--- Set task ---
Exactly reproduce each entry, leaving out nothing.

*-*-*

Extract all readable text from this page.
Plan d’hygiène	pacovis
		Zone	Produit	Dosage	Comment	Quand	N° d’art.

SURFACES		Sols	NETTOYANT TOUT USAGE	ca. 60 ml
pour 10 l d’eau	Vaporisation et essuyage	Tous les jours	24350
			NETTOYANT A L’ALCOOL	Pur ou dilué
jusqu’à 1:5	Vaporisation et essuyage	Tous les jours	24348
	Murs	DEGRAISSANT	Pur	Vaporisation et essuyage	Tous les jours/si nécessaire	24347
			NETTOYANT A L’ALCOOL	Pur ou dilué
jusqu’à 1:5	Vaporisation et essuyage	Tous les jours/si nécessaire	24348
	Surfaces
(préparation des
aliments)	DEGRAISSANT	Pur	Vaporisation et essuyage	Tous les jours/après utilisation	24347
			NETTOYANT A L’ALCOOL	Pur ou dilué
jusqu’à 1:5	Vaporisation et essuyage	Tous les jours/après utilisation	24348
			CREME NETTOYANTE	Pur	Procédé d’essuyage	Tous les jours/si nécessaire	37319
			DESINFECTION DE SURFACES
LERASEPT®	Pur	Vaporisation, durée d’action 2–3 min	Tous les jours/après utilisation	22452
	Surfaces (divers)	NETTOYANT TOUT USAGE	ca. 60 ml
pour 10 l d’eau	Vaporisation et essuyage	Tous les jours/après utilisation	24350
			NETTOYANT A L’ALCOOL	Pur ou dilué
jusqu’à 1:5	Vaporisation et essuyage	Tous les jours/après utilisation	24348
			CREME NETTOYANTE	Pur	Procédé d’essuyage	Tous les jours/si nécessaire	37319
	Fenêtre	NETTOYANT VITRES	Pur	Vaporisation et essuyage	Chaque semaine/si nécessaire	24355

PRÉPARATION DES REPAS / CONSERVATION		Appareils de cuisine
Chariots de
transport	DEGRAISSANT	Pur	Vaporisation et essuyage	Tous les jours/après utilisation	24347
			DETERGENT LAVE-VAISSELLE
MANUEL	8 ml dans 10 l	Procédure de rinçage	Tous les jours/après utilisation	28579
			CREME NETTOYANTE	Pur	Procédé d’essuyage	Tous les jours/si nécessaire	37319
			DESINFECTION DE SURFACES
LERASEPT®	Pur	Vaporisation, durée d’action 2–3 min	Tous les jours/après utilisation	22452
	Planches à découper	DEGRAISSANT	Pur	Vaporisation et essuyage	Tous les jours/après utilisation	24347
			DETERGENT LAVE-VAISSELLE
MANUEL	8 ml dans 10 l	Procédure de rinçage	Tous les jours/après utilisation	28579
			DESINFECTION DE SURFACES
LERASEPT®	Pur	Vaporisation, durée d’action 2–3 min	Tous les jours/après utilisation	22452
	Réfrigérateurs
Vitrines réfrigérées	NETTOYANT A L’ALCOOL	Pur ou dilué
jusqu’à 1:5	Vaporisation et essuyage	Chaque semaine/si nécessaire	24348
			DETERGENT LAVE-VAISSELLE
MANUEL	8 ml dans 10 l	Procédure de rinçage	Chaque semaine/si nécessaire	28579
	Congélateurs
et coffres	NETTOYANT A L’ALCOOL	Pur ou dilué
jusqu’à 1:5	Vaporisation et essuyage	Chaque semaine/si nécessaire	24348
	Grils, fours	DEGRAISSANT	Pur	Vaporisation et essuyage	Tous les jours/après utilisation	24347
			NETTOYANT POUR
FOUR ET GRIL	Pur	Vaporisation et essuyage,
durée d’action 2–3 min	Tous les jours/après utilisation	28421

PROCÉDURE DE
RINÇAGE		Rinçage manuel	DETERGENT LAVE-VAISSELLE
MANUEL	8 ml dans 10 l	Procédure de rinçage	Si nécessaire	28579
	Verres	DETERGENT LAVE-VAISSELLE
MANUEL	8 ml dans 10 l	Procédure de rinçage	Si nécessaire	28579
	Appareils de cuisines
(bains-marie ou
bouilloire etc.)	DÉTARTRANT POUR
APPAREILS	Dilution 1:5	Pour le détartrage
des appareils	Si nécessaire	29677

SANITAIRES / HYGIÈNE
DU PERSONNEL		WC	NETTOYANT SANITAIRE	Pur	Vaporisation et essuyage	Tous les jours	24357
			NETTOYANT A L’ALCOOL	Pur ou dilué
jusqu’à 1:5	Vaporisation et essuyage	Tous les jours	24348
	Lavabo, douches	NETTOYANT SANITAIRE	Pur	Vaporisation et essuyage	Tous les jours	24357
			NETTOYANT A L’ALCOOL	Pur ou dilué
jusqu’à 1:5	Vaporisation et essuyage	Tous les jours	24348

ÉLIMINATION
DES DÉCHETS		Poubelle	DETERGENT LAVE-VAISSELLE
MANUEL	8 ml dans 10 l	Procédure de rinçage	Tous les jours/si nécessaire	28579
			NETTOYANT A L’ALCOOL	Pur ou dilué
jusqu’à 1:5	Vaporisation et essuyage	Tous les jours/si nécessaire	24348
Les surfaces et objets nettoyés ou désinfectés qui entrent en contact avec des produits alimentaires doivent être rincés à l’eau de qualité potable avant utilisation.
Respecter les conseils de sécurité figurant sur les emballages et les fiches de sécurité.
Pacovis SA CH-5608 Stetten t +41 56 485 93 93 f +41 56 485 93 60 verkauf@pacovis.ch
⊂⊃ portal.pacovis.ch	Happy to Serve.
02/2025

*-*-*

--- Written answer ---
Extract all readable text from this page.
Plan d’hygiène	pacovis
		Zone	Produit	Dosage	Comment	Quand	N° d’art.

SURFACES		Sols	NETTOYANT TOUT USAGE	ca. 60 ml
pour 10 l d’eau	Vaporisation et essuyage	Tous les jours	24350
			NETTOYANT A L’ALCOOL	Pur ou dilué
jusqu’à 1:5	Vaporisation et essuyage	Tous les jours	24348
	Murs	DEGRAISSANT	Pur	Vaporisation et essuyage	Tous les jours/si nécessaire	24347
			NETTOYANT A L’ALCOOL	Pur ou dilué
jusqu’à 1:5	Vaporisation et essuyage	Tous les jours/si nécessaire	24348
	Surfaces
(préparation des
aliments)	DEGRAISSANT	Pur	Vaporisation et essuyage	Tous les jours/après utilisation	24347
			NETTOYANT A L’ALCOOL	Pur ou dilué
jusqu’à 1:5	Vaporisation et essuyage	Tous les jours/après utilisation	24348
			CREME NETTOYANTE	Pur	Procédé d’essuyage	Tous les jours/si nécessaire	37319
			DESINFECTION DE SURFACES
LERASEPT®	Pur	Vaporisation, durée d’action 2–3 min	Tous les jours/après utilisation	22452
	Surfaces (divers)	NETTOYANT TOUT USAGE	ca. 60 ml
pour 10 l d’eau	Vaporisation et essuyage	Tous les jours/après utilisation	24350
			NETTOYANT A L’ALCOOL	Pur ou dilué
jusqu’à 1:5	Vaporisation et essuyage	Tous les jours/après utilisation	24348
			CREME NETTOYANTE	Pur	Procédé d’essuyage	Tous les jours/si nécessaire	37319
	Fenêtre	NETTOYANT VITRES	Pur	Vaporisation et essuyage	Chaque semaine/si nécessaire	24355

PRÉPARATION DES REPAS / CONSERVATION		Appareils de cuisine
Chariots de
transport	DEGRAISSANT	Pur	Vaporisation et essuyage	Tous les jours/après utilisation	24347
			DETERGENT LAVE-VAISSELLE
MANUEL	8 ml dans 10 l	Procédure de rinçage	Tous les jours/après utilisation	28579
			CREME NETTOYANTE	Pur	Procédé d’essuyage	Tous les jours/si nécessaire	37319
			DESINFECTION DE SURFACES
LERASEPT®	Pur	Vaporisation, durée d’action 2–3 min	Tous les jours/après utilisation	22452
	Planches à découper	DEGRAISSANT	Pur	Vaporisation et essuyage	Tous les jours/après utilisation	24347
			DETERGENT LAVE-VAISSELLE
MANUEL	8 ml dans 10 l	Procédure de rinçage	Tous les jours/après utilisation	28579
			DESINFECTION DE SURFACES
LERASEPT®	Pur	Vaporisation, durée d’action 2–3 min	Tous les jours/après utilisation	22452
	Réfrigérateurs
Vitrines réfrigérées	NETTOYANT A L’ALCOOL	Pur ou dilué
jusqu’à 1:5	Vaporisation et essuyage	Chaque semaine/si nécessaire	24348
			DETERGENT LAVE-VAISSELLE
MANUEL	8 ml dans 10 l	Procédure de rinçage	Chaque semaine/si nécessaire	28579
	Congélateurs
et coffres	NETTOYANT A L’ALCOOL	Pur ou dilué
jusqu’à 1:5	Vaporisation et essuyage	Chaque semaine/si nécessaire	24348
	Grils, fours	DEGRAISSANT	Pur	Vaporisation et essuyage	Tous les jours/après utilisation	24347
			NETTOYANT POUR
FOUR ET GRIL	Pur	Vaporisation et essuyage,
durée d’action 2–3 min	Tous les jours/après utilisation	28421

PROCÉDURE DE
RINÇAGE		Rinçage manuel	DETERGENT LAVE-VAISSELLE
MANUEL	8 ml dans 10 l	Procédure de rinçage	Si nécessaire	28579
	Verres	DETERGENT LAVE-VAISSELLE
MANUEL	8 ml dans 10 l	Procédure de rinçage	Si nécessaire	28579
	Appareils de cuisines
(bains-marie ou
bouilloire etc.)	DÉTARTRANT POUR
APPAREILS	Dilution 1:5	Pour le détartrage
des appareils	Si nécessaire	29677

SANITAIRES / HYGIÈNE
DU PERSONNEL		WC	NETTOYANT SANITAIRE	Pur	Vaporisation et essuyage	Tous les jours	24357
			NETTOYANT A L’ALCOOL	Pur ou dilué
jusqu’à 1:5	Vaporisation et essuyage	Tous les jours	24348
	Lavabo, douches	NETTOYANT SANITAIRE	Pur	Vaporisation et essuyage	Tous les jours	24357
			NETTOYANT A L’ALCOOL	Pur ou dilué
jusqu’à 1:5	Vaporisation et essuyage	Tous les jours	24348

ÉLIMINATION
DES DÉCHETS		Poubelle	DETERGENT LAVE-VAISSELLE
MANUEL	8 ml dans 10 l	Procédure de rinçage	Tous les jours/si nécessaire	28579
			NETTOYANT A L’ALCOOL	Pur ou dilué
jusqu’à 1:5	Vaporisation et essuyage	Tous les jours/si nécessaire	24348
Les surfaces et objets nettoyés ou désinfectés qui entrent en contact avec des produits alimentaires doivent être rincés à l’eau de qualité potable avant utilisation.
Respecter les conseils de sécurité figurant sur les emballages et les fiches de sécurité.
Pacovis SA CH-5608 Stetten t +41 56 485 93 93 f +41 56 485 93 60 verkauf@pacovis.ch
⊂⊃ portal.pacovis.ch	Happy to Serve.
02/2025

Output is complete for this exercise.